What to do:
Copy each line of the listing below exactly.

---

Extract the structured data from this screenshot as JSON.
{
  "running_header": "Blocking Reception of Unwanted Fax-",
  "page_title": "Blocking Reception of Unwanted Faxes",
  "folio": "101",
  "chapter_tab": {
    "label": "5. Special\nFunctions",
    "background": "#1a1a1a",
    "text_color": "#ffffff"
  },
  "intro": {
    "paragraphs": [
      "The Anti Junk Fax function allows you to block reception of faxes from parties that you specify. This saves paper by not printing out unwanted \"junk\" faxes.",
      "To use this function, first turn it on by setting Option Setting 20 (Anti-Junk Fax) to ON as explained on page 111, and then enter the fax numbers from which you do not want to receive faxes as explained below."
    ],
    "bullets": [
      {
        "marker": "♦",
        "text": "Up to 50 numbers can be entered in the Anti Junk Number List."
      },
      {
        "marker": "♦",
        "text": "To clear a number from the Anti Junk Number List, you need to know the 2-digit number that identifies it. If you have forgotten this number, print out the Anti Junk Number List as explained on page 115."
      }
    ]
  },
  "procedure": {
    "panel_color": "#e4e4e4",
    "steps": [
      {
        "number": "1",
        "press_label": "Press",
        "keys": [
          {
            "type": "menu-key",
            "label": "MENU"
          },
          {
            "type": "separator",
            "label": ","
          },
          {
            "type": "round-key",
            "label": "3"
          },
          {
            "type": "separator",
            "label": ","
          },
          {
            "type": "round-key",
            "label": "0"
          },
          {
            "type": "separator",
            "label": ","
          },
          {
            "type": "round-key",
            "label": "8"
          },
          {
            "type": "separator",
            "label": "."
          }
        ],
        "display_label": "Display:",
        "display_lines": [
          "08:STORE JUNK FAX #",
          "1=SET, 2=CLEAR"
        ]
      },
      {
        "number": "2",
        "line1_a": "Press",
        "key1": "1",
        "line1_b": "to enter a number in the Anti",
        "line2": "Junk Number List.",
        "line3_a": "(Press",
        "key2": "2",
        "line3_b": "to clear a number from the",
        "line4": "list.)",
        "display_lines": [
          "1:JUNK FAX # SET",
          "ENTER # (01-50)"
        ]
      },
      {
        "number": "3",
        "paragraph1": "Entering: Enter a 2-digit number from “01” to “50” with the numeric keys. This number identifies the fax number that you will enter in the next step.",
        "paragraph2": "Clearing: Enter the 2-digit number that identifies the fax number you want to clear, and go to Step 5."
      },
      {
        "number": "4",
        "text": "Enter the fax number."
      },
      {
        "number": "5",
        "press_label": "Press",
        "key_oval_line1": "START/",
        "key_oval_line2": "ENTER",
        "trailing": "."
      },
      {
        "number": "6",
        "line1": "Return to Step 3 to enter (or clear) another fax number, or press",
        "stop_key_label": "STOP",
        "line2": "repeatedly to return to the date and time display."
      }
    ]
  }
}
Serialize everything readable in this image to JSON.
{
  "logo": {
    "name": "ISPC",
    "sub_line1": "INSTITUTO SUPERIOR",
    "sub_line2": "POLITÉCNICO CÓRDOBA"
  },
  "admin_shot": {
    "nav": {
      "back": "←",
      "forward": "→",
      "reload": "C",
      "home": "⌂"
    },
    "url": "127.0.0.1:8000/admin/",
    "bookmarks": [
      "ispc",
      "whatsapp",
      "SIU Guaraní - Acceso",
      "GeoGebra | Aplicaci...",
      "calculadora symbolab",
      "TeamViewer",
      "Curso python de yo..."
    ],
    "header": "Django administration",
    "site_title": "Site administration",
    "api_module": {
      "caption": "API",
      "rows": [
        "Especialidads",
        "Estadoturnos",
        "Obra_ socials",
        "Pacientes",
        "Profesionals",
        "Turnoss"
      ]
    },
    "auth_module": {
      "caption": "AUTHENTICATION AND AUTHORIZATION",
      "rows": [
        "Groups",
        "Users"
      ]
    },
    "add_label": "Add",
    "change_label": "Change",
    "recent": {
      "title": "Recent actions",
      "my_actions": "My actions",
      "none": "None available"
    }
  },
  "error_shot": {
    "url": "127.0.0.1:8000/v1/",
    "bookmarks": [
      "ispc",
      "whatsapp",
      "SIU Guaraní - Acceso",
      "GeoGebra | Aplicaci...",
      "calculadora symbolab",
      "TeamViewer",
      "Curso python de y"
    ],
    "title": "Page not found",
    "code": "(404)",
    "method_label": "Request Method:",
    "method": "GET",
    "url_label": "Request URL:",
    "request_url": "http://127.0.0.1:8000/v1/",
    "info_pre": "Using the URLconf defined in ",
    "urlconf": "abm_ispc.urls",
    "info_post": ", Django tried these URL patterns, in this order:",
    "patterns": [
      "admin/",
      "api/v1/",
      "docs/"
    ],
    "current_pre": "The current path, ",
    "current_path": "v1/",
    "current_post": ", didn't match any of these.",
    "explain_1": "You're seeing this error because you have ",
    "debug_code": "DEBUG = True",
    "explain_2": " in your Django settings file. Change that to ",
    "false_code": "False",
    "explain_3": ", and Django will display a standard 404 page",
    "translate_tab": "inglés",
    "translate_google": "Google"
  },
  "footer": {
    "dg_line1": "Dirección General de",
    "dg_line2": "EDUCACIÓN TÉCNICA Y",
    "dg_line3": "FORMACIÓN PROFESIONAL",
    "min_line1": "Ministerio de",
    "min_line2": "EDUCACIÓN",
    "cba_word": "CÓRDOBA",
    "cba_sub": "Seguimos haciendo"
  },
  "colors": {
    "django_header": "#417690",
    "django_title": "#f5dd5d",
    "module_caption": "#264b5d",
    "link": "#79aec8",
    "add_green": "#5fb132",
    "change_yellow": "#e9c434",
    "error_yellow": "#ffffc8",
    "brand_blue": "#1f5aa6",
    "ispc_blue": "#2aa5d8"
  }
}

---

Response:
Extract the structured data from this screenshot as JSON.
{
  "running_header": "Blocking Reception of Unwanted Fax-",
  "page_title": "Blocking Reception of Unwanted Faxes",
  "folio": "101",
  "chapter_tab": {
    "label": "5. Special\nFunctions",
    "background": "#1a1a1a",
    "text_color": "#ffffff"
  },
  "intro": {
    "paragraphs": [
      "The Anti Junk Fax function allows you to block reception of faxes from parties that you specify. This saves paper by not printing out unwanted \"junk\" faxes.",
      "To use this function, first turn it on by setting Option Setting 20 (Anti-Junk Fax) to ON as explained on page 111, and then enter the fax numbers from which you do not want to receive faxes as explained below."
    ],
    "bullets": [
      {
        "marker": "♦",
        "text": "Up to 50 numbers can be entered in the Anti Junk Number List."
      },
      {
        "marker": "♦",
        "text": "To clear a number from the Anti Junk Number List, you need to know the 2-digit number that identifies it. If you have forgotten this number, print out the Anti Junk Number List as explained on page 115."
      }
    ]
  },
  "procedure": {
    "panel_color": "#e4e4e4",
    "steps": [
      {
        "number": "1",
        "press_label": "Press",
        "keys": [
          {
            "type": "menu-key",
            "label": "MENU"
          },
          {
            "type": "separator",
            "label": ","
          },
          {
            "type": "round-key",
            "label": "3"
          },
          {
            "type": "separator",
            "label": ","
          },
          {
            "type": "round-key",
            "label": "0"
          },
          {
            "type": "separator",
            "label": ","
          },
          {
            "type": "round-key",
            "label": "8"
          },
          {
            "type": "separator",
            "label": "."
          }
        ],
        "display_label": "Display:",
        "display_lines": [
          "08:STORE JUNK FAX #",
          "1=SET, 2=CLEAR"
        ]
      },
      {
        "number": "2",
        "line1_a": "Press",
        "key1": "1",
        "line1_b": "to enter a number in the Anti",
        "line2": "Junk Number List.",
        "line3_a": "(Press",
        "key2": "2",
        "line3_b": "to clear a number from the",
        "line4": "list.)",
        "display_lines": [
          "1:JUNK FAX # SET",
          "ENTER # (01-50)"
        ]
      },
      {
        "number": "3",
        "paragraph1": "Entering: Enter a 2-digit number from “01” to “50” with the numeric keys. This number identifies the fax number that you will enter in the next step.",
        "paragraph2": "Clearing: Enter the 2-digit number that identifies the fax number you want to clear, and go to Step 5."
      },
      {
        "number": "4",
        "text": "Enter the fax number."
      },
      {
        "number": "5",
        "press_label": "Press",
        "key_oval_line1": "START/",
        "key_oval_line2": "ENTER",
        "trailing": "."
      },
      {
        "number": "6",
        "line1": "Return to Step 3 to enter (or clear) another fax number, or press",
        "stop_key_label": "STOP",
        "line2": "repeatedly to return to the date and time display."
      }
    ]
  }
}
Serialize everything readable in this image to JSON.
{
  "logo": {
    "name": "ISPC",
    "sub_line1": "INSTITUTO SUPERIOR",
    "sub_line2": "POLITÉCNICO CÓRDOBA"
  },
  "admin_shot": {
    "nav": {
      "back": "←",
      "forward": "→",
      "reload": "C",
      "home": "⌂"
    },
    "url": "127.0.0.1:8000/admin/",
    "bookmarks": [
      "ispc",
      "whatsapp",
      "SIU Guaraní - Acceso",
      "GeoGebra | Aplicaci...",
      "calculadora symbolab",
      "TeamViewer",
      "Curso python de yo..."
    ],
    "header": "Django administration",
    "site_title": "Site administration",
    "api_module": {
      "caption": "API",
      "rows": [
        "Especialidads",
        "Estadoturnos",
        "Obra_ socials",
        "Pacientes",
        "Profesionals",
        "Turnoss"
      ]
    },
    "auth_module": {
      "caption": "AUTHENTICATION AND AUTHORIZATION",
      "rows": [
        "Groups",
        "Users"
      ]
    },
    "add_label": "Add",
    "change_label": "Change",
    "recent": {
      "title": "Recent actions",
      "my_actions": "My actions",
      "none": "None available"
    }
  },
  "error_shot": {
    "url": "127.0.0.1:8000/v1/",
    "bookmarks": [
      "ispc",
      "whatsapp",
      "SIU Guaraní - Acceso",
      "GeoGebra | Aplicaci...",
      "calculadora symbolab",
      "TeamViewer",
      "Curso python de y"
    ],
    "title": "Page not found",
    "code": "(404)",
    "method_label": "Request Method:",
    "method": "GET",
    "url_label": "Request URL:",
    "request_url": "http://127.0.0.1:8000/v1/",
    "info_pre": "Using the URLconf defined in ",
    "urlconf": "abm_ispc.urls",
    "info_post": ", Django tried these URL patterns, in this order:",
    "patterns": [
      "admin/",
      "api/v1/",
      "docs/"
    ],
    "current_pre": "The current path, ",
    "current_path": "v1/",
    "current_post": ", didn't match any of these.",
    "explain_1": "You're seeing this error because you have ",
    "debug_code": "DEBUG = True",
    "explain_2": " in your Django settings file. Change that to ",
    "false_code": "False",
    "explain_3": ", and Django will display a standard 404 page",
    "translate_tab": "inglés",
    "translate_google": "Google"
  },
  "footer": {
    "dg_line1": "Dirección General de",
    "dg_line2": "EDUCACIÓN TÉCNICA Y",
    "dg_line3": "FORMACIÓN PROFESIONAL",
    "min_line1": "Ministerio de",
    "min_line2": "EDUCACIÓN",
    "cba_word": "CÓRDOBA",
    "cba_sub": "Seguimos haciendo"
  },
  "colors": {
    "django_header": "#417690",
    "django_title": "#f5dd5d",
    "module_caption": "#264b5d",
    "link": "#79aec8",
    "add_green": "#5fb132",
    "change_yellow": "#e9c434",
    "error_yellow": "#ffffc8",
    "brand_blue": "#1f5aa6",
    "ispc_blue": "#2aa5d8"
  }
}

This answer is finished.